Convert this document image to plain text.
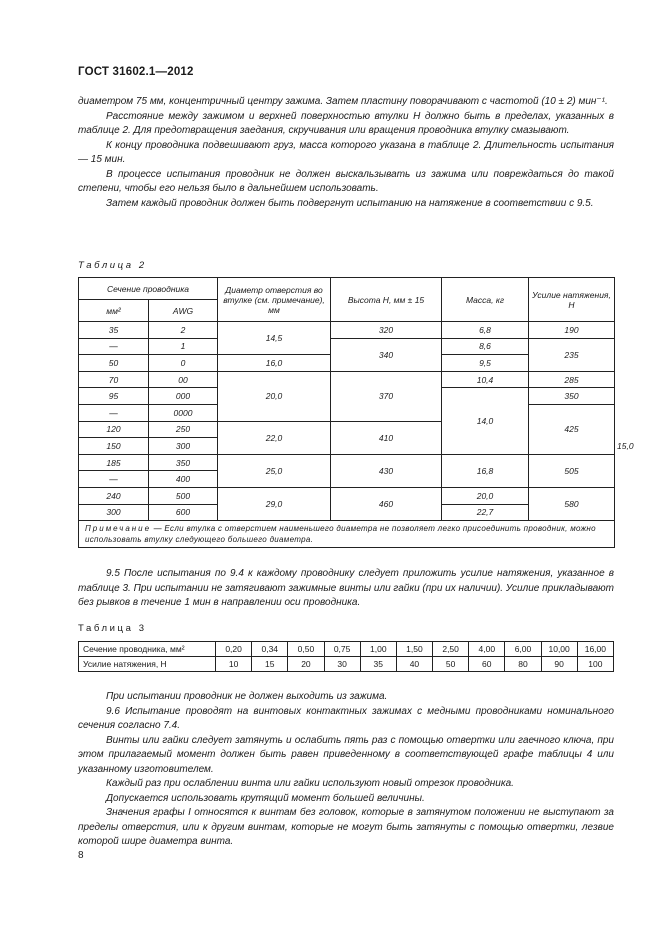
ГОСТ 31602.1—2012

диаметром 75 мм, концентричный центру зажима. Затем пластину поворачивают с частотой (10 ± 2) мин⁻¹.

Расстояние между зажимом и верхней поверхностью втулки H должно быть в пределах, указанных в таблице 2. Для предотвращения заедания, скручивания или вращения проводника втулку смазывают.

К концу проводника подвешивают груз, масса которого указана в таблице 2. Длительность испытания — 15 мин.

В процессе испытания проводник не должен выскальзывать из зажима или повреждаться до такой степени, чтобы его нельзя было в дальнейшем использовать.

Затем каждый проводник должен быть подвергнут испытанию на натяжение в соответствии с 9.5.

Таблица 2
Сечение проводника		Диаметр отверстия во втулке (см. примечание), мм	Высота H, мм ± 15	Масса, кг	Усилие натяжения, Н	
мм²	AWG					
35	2	14,5	320	6,8	190	
—	1		340	8,6	235	
50	0	16,0		9,5		
70	00	20,0	370	10,4	285	
95	000			14,0	350	
—	0000				425	
120	250	22,0	410			
150	300					15,0
185	350	25,0	430	16,8	505	
—	400					
240	500	29,0	460	20,0	580	
300	600			22,7		
Примечание — Если втулка с отверстием наименьшего диаметра не позволяет легко присоединить проводник, можно использовать втулку следующего большего диаметра.						

9.5 После испытания по 9.4 к каждому проводнику следует приложить усилие натяжения, указанное в таблице 3. При испытании не затягивают зажимные винты или гайки (при их наличии). Усилие прикладывают без рывков в течение 1 мин в направлении оси проводника.

Таблица 3
Сечение проводника, мм²	0,20	0,34	0,50	0,75	1,00	1,50	2,50	4,00	6,00	10,00	16,00
Усилие натяжения, Н	10	15	20	30	35	40	50	60	80	90	100

При испытании проводник не должен выходить из зажима.

9.6 Испытание проводят на винтовых контактных зажимах с медными проводниками номинального сечения согласно 7.4.

Винты или гайки следует затянуть и ослабить пять раз с помощью отвертки или гаечного ключа, при этом прилагаемый момент должен быть равен приведенному в соответствующей графе таблицы 4 или указанному изготовителем.

Каждый раз при ослаблении винта или гайки используют новый отрезок проводника.

Допускается использовать крутящий момент большей величины.

Значения графы I относятся к винтам без головок, которые в затянутом положении не выступают за пределы отверстия, или к другим винтам, которые не могут быть затянуты с помощью отвертки, лезвие которой шире диаметра винта.

8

__________________________________________________

WHAT THE EXERCISE ASKS -
Pull out all lines in the data above that include "момент".

EXERCISE OUTPUT -
Винты или гайки следует затянуть и ослабить пять раз с помощью отвертки или гаечного ключа, при этом прилагаемый момент должен быть равен приведенному в соответствующей графе таблицы 4 или указанному изготовителем.
Допускается использовать крутящий момент большей величины.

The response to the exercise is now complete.